[START OF Exercise data]

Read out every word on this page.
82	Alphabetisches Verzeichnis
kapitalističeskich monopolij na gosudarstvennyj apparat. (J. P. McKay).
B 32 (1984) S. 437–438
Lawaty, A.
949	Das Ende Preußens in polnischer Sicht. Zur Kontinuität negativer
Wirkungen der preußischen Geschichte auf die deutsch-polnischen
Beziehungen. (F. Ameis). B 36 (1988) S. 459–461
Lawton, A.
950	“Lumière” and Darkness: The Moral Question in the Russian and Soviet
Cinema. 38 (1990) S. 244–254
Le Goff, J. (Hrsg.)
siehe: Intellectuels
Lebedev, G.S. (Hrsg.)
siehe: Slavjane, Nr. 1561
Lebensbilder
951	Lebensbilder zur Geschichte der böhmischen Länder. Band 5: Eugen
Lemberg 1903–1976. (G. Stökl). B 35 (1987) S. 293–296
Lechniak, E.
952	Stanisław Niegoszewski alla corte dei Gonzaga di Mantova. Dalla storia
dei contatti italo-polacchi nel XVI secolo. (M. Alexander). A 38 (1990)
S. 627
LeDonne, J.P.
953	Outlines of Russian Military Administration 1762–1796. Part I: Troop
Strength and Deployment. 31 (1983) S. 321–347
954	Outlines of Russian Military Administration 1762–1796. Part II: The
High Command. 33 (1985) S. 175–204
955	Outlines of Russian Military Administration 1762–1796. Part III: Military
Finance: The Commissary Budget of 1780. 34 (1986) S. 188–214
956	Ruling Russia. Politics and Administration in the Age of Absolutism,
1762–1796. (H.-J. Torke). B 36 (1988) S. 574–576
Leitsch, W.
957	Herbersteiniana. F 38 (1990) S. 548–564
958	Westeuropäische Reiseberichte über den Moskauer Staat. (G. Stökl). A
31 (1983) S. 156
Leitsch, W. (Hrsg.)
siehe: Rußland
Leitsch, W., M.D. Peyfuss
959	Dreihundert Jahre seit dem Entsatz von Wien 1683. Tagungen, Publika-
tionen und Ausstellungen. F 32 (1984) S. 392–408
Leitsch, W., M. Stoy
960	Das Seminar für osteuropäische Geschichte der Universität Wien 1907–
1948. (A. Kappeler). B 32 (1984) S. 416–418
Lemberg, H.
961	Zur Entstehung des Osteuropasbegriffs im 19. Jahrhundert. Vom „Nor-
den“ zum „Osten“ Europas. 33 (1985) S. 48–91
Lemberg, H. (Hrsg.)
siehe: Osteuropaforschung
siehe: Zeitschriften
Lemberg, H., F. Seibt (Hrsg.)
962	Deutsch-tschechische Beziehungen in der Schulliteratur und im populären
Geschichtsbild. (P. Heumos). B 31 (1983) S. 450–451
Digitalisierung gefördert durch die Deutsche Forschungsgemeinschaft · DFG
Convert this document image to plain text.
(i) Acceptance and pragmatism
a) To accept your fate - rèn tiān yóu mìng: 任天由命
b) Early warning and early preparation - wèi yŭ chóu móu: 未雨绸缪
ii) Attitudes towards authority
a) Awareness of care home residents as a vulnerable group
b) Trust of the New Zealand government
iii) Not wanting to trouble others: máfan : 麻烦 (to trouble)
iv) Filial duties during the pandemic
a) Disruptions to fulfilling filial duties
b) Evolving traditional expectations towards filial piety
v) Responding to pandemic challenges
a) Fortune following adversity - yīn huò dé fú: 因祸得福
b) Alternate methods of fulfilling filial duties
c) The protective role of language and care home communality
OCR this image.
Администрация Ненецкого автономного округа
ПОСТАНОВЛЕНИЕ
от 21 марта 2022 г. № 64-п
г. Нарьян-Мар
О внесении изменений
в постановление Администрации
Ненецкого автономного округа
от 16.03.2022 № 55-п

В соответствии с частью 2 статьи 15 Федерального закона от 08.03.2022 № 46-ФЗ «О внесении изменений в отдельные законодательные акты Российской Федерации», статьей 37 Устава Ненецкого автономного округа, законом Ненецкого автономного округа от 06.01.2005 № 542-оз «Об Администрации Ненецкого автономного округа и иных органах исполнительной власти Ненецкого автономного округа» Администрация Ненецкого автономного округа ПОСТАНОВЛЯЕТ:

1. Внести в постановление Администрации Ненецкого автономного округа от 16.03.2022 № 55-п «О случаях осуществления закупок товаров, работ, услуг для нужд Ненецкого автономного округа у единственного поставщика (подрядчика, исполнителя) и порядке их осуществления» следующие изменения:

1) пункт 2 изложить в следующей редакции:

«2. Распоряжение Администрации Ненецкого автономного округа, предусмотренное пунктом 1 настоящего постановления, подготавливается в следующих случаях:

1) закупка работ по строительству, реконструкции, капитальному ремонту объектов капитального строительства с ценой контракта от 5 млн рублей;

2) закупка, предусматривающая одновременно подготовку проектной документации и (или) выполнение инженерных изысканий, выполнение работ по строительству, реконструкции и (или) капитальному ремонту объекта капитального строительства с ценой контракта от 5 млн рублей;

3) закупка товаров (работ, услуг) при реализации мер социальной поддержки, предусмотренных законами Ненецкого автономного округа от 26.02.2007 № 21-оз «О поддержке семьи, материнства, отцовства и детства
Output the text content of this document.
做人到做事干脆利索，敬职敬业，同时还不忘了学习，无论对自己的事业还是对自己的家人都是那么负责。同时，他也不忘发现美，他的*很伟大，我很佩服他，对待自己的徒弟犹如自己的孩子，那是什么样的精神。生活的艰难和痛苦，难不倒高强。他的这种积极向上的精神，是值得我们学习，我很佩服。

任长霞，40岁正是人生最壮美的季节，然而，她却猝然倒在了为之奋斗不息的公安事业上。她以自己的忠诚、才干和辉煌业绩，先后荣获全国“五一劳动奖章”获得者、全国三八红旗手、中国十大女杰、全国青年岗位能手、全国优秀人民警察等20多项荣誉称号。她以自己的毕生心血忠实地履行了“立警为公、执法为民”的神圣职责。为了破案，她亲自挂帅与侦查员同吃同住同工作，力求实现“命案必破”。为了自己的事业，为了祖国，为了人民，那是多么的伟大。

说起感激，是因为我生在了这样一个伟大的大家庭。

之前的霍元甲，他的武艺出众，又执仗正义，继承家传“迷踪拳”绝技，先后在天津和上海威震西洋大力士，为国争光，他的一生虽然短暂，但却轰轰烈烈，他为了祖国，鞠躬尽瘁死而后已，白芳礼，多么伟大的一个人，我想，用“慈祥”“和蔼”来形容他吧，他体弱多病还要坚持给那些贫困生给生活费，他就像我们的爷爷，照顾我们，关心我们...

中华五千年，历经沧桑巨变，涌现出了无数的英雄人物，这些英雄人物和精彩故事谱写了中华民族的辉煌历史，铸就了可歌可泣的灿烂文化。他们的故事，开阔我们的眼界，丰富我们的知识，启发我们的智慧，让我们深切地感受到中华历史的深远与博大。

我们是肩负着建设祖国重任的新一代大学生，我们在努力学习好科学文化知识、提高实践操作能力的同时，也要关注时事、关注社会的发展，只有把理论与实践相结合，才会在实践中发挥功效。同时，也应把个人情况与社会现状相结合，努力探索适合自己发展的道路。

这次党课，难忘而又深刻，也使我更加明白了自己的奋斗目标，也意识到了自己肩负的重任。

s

[END OF Exercise data]

Objective: Go through the material and copy out every line with "ценой" in it.

Task answer:
1) закупка работ по строительству, реконструкции, капитальному ремонту объектов капитального строительства с ценой контракта от 5 млн рублей;
2) закупка, предусматривающая одновременно подготовку проектной документации и (или) выполнение инженерных изысканий, выполнение работ по строительству, реконструкции и (или) капитальному ремонту объекта капитального строительства с ценой контракта от 5 млн рублей;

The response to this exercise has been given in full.